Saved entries
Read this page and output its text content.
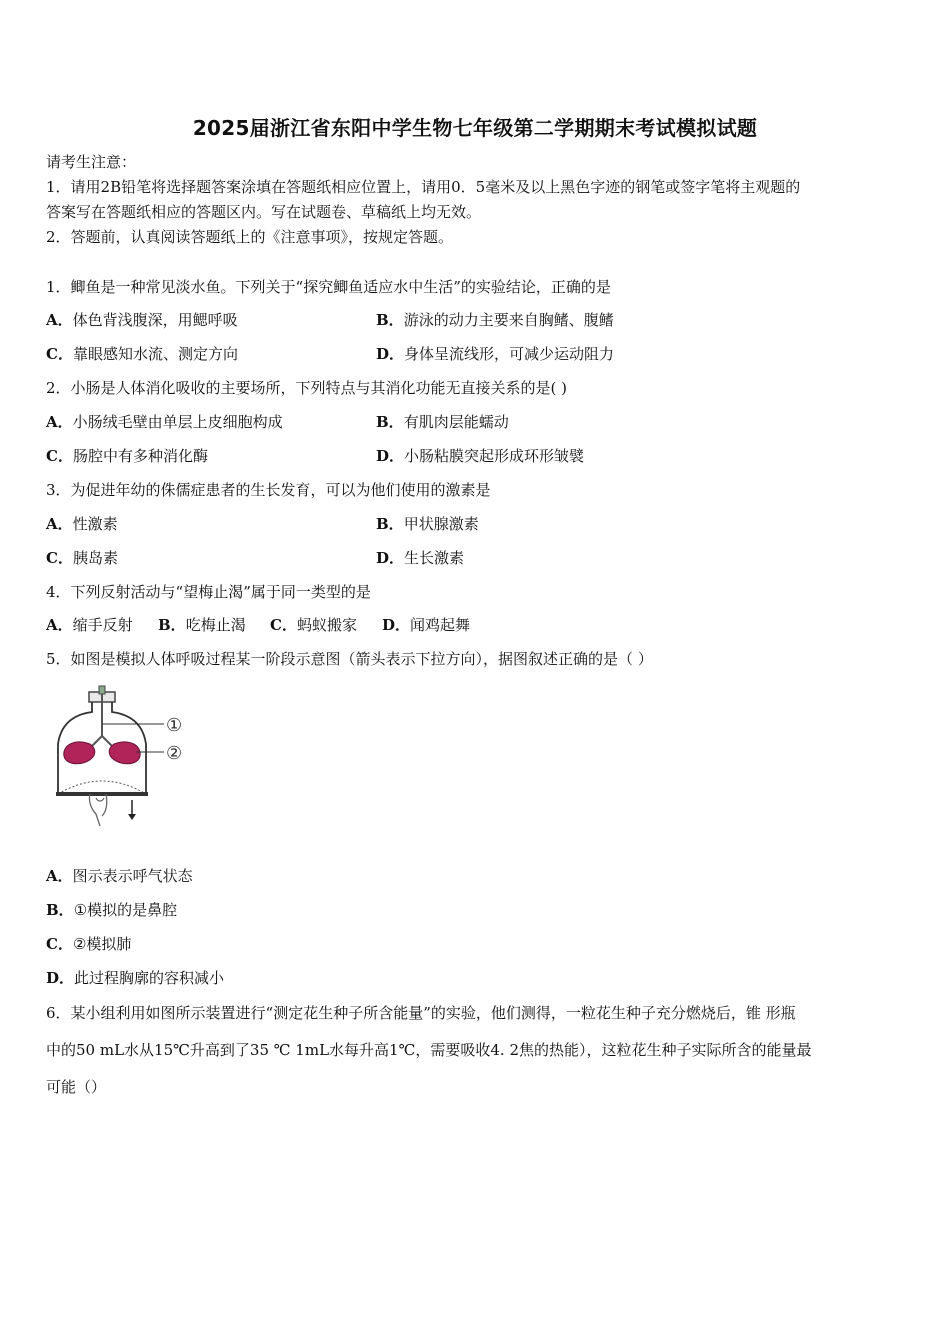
2025届浙江省东阳中学生物七年级第二学期期末考试模拟试题
请考生注意：
1．请用2B铅笔将选择题答案涂填在答题纸相应位置上，请用0．5毫米及以上黑色字迹的钢笔或签字笔将主观题的
答案写在答题纸相应的答题区内。写在试题卷、草稿纸上均无效。
2．答题前，认真阅读答题纸上的《注意事项》，按规定答题。
1．鲫鱼是一种常见淡水鱼。下列关于“探究鲫鱼适应水中生活”的实验结论，正确的是
A．体色背浅腹深，用鳃呼吸	B．游泳的动力主要来自胸鳍、腹鳍
C．靠眼感知水流、测定方向	D．身体呈流线形，可减少运动阻力
2．小肠是人体消化吸收的主要场所，下列特点与其消化功能无直接关系的是( )
A．小肠绒毛壁由单层上皮细胞构成	B．有肌肉层能蠕动
C．肠腔中有多种消化酶	D．小肠粘膜突起形成环形皱襞
3．为促进年幼的侏儒症患者的生长发育，可以为他们使用的激素是
A．性激素	B．甲状腺激素
C．胰岛素	D．生长激素
4．下列反射活动与“望梅止渴”属于同一类型的是
A．缩手反射 B．吃梅止渴 C．蚂蚁搬家 D．闻鸡起舞
5．如图是模拟人体呼吸过程某一阶段示意图（箭头表示下拉方向），据图叙述正确的是（ ）
①
②
A．图示表示呼气状态
B．①模拟的是鼻腔
C．②模拟肺
D．此过程胸廓的容积减小
6．某小组利用如图所示装置进行“测定花生种子所含能量”的实验，他们测得，一粒花生种子充分燃烧后，锥 形瓶
中的50 mL水从15℃升高到了35 ℃ 1mL水每升高1℃，需要吸收4. 2焦的热能），这粒花生种子实际所含的能量最
可能（）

* **WHAT IS NEEDED**
Leave the pictures out, and transcribe each of the records exactly.

* **TASK ANSWER**
Read this page and output its text content.
2025届浙江省东阳中学生物七年级第二学期期末考试模拟试题
请考生注意：
1．请用2B铅笔将选择题答案涂填在答题纸相应位置上，请用0．5毫米及以上黑色字迹的钢笔或签字笔将主观题的
答案写在答题纸相应的答题区内。写在试题卷、草稿纸上均无效。
2．答题前，认真阅读答题纸上的《注意事项》，按规定答题。
1．鲫鱼是一种常见淡水鱼。下列关于“探究鲫鱼适应水中生活”的实验结论，正确的是
A．体色背浅腹深，用鳃呼吸	B．游泳的动力主要来自胸鳍、腹鳍
C．靠眼感知水流、测定方向	D．身体呈流线形，可减少运动阻力
2．小肠是人体消化吸收的主要场所，下列特点与其消化功能无直接关系的是( )
A．小肠绒毛壁由单层上皮细胞构成	B．有肌肉层能蠕动
C．肠腔中有多种消化酶	D．小肠粘膜突起形成环形皱襞
3．为促进年幼的侏儒症患者的生长发育，可以为他们使用的激素是
A．性激素	B．甲状腺激素
C．胰岛素	D．生长激素
4．下列反射活动与“望梅止渴”属于同一类型的是
A．缩手反射 B．吃梅止渴 C．蚂蚁搬家 D．闻鸡起舞
5．如图是模拟人体呼吸过程某一阶段示意图（箭头表示下拉方向），据图叙述正确的是（ ）
①
②
A．图示表示呼气状态
B．①模拟的是鼻腔
C．②模拟肺
D．此过程胸廓的容积减小
6．某小组利用如图所示装置进行“测定花生种子所含能量”的实验，他们测得，一粒花生种子充分燃烧后，锥 形瓶
中的50 mL水从15℃升高到了35 ℃ 1mL水每升高1℃，需要吸收4. 2焦的热能），这粒花生种子实际所含的能量最
可能（）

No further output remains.